Dataset rows:

/---

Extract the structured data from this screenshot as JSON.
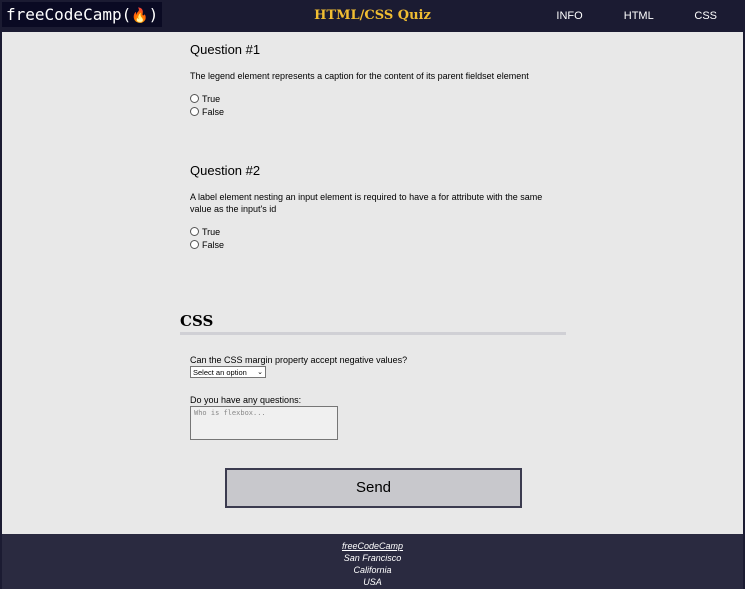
{
  "header": {
    "logo_text": "freeCodeCamp(",
    "logo_end": ")",
    "title": "HTML/CSS Quiz",
    "nav": [
      "INFO",
      "HTML",
      "CSS"
    ]
  },
  "questions": [
    {
      "heading": "Question #1",
      "text": "The legend element represents a caption for the content of its parent fieldset element",
      "options": [
        "True",
        "False"
      ]
    },
    {
      "heading": "Question #2",
      "text": "A label element nesting an input element is required to have a for attribute with the same value as the input's id",
      "options": [
        "True",
        "False"
      ]
    }
  ],
  "css_section": {
    "heading": "CSS",
    "margin_question": "Can the CSS margin property accept negative values?",
    "select_value": "Select an option",
    "questions_label": "Do you have any questions:",
    "textarea_placeholder": "Who is flexbox...",
    "send_label": "Send"
  },
  "footer": {
    "link": "freeCodeCamp",
    "lines": [
      "San Francisco",
      "California",
      "USA"
    ]
  }
}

\---

Task goal
Print the entries above exactly, taking out only the pictures.

Problem solution
Extract the structured data from this screenshot as JSON.
{
  "header": {
    "logo_text": "freeCodeCamp(",
    "logo_end": ")",
    "title": "HTML/CSS Quiz",
    "nav": [
      "INFO",
      "HTML",
      "CSS"
    ]
  },
  "questions": [
    {
      "heading": "Question #1",
      "text": "The legend element represents a caption for the content of its parent fieldset element",
      "options": [
        "True",
        "False"
      ]
    },
    {
      "heading": "Question #2",
      "text": "A label element nesting an input element is required to have a for attribute with the same value as the input's id",
      "options": [
        "True",
        "False"
      ]
    }
  ],
  "css_section": {
    "heading": "CSS",
    "margin_question": "Can the CSS margin property accept negative values?",
    "select_value": "Select an option",
    "questions_label": "Do you have any questions:",
    "textarea_placeholder": "Who is flexbox...",
    "send_label": "Send"
  },
  "footer": {
    "link": "freeCodeCamp",
    "lines": [
      "San Francisco",
      "California",
      "USA"
    ]
  }
}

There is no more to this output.